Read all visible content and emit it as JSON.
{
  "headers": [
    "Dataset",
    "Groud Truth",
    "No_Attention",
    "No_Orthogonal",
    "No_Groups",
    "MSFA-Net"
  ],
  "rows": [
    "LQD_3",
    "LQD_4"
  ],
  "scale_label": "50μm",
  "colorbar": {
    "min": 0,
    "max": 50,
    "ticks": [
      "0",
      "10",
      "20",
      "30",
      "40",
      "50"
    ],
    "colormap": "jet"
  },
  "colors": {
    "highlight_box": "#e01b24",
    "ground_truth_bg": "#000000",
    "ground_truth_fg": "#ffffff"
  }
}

* [Your goal] Write the entire listing out again, word for word.

* [Task output]
Read all visible content and emit it as JSON.
{
  "headers": [
    "Dataset",
    "Groud Truth",
    "No_Attention",
    "No_Orthogonal",
    "No_Groups",
    "MSFA-Net"
  ],
  "rows": [
    "LQD_3",
    "LQD_4"
  ],
  "scale_label": "50μm",
  "colorbar": {
    "min": 0,
    "max": 50,
    "ticks": [
      "0",
      "10",
      "20",
      "30",
      "40",
      "50"
    ],
    "colormap": "jet"
  },
  "colors": {
    "highlight_box": "#e01b24",
    "ground_truth_bg": "#000000",
    "ground_truth_fg": "#ffffff"
  }
}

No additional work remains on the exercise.